Material for the task:
=-=-=-=-=
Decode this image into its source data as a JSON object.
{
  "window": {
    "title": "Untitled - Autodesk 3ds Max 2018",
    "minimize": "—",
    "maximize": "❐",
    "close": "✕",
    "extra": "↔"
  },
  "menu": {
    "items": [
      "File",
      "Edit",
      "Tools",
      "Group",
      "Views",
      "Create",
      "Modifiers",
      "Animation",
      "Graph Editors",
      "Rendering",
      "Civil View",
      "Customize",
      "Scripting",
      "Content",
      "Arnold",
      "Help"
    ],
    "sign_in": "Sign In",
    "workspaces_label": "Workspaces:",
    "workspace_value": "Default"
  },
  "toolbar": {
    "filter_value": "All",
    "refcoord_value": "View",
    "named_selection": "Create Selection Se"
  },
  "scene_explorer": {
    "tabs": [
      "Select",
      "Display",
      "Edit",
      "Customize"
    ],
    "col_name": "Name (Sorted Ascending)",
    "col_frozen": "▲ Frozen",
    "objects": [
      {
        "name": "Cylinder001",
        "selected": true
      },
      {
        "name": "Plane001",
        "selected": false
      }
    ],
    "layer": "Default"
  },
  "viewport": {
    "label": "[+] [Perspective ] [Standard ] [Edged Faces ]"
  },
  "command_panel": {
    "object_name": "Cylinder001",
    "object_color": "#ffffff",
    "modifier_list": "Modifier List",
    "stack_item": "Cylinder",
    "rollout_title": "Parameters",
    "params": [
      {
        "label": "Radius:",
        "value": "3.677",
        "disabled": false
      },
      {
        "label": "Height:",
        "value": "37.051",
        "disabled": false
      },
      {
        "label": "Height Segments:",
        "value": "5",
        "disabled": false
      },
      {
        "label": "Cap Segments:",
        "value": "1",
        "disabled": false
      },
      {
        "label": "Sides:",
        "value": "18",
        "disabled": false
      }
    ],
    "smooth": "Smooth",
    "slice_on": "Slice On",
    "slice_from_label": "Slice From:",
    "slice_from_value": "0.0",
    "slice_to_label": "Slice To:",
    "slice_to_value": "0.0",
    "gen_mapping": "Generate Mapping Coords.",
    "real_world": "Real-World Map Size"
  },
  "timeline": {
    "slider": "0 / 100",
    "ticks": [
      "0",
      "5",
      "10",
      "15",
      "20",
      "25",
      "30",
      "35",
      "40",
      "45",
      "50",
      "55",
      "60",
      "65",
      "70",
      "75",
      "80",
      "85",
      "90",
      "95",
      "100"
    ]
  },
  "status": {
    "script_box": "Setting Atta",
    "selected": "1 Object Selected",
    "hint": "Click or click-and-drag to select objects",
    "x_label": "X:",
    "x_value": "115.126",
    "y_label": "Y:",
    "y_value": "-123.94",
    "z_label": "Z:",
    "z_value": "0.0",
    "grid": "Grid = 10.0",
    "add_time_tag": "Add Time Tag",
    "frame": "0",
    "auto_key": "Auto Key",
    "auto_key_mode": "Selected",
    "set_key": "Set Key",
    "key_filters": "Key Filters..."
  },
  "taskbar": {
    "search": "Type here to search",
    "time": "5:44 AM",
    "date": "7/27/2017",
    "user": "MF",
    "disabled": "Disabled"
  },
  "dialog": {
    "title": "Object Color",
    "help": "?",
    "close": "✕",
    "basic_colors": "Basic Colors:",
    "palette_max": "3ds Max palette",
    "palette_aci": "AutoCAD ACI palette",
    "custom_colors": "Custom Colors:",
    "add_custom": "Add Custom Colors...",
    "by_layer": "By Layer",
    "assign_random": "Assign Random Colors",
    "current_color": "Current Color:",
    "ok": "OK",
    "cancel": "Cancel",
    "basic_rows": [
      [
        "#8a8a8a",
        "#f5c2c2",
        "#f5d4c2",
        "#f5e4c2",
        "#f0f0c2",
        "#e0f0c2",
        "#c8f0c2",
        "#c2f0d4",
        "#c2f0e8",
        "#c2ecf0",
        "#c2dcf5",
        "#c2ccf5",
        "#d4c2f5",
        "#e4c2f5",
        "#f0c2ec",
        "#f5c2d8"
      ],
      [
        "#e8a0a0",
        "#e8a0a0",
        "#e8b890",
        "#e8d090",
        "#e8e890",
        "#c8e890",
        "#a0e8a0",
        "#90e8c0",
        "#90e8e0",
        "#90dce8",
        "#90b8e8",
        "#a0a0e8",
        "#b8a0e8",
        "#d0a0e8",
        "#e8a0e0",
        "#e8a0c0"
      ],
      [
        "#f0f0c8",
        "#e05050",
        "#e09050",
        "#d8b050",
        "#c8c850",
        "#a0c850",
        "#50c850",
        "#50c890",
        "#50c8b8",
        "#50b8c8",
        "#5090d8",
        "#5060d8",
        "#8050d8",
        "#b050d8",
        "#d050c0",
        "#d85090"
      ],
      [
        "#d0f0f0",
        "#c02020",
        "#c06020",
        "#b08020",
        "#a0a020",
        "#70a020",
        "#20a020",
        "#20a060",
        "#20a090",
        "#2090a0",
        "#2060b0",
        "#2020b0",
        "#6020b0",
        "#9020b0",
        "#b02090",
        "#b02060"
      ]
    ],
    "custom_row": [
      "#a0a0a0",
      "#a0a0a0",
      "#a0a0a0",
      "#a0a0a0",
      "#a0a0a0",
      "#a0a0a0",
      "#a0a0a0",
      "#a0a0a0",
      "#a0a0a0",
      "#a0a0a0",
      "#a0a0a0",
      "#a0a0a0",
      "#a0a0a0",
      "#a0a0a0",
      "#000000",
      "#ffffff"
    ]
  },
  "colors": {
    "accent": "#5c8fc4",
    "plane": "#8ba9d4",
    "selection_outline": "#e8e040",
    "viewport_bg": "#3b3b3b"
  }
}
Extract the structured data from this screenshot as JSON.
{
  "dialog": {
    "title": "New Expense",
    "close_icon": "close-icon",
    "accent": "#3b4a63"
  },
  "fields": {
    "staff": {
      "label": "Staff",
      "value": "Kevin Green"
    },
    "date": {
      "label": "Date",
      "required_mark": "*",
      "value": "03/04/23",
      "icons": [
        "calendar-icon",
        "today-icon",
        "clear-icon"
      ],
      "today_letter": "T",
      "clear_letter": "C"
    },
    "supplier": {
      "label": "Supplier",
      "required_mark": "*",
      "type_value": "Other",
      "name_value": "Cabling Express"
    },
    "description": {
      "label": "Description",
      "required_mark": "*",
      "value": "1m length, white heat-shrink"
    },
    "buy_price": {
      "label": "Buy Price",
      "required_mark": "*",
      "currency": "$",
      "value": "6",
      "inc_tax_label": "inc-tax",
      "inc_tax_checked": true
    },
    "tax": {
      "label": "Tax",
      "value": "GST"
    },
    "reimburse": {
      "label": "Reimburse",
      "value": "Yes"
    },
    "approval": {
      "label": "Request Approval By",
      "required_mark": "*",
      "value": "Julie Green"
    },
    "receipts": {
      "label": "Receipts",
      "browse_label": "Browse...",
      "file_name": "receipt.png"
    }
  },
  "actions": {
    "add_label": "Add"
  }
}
=-=-=-=-=
Exercise: Among the entries above, identify all lines with "Segments" and copy them.

Correct output:
        "label": "Height Segments:",
        "label": "Cap Segments:",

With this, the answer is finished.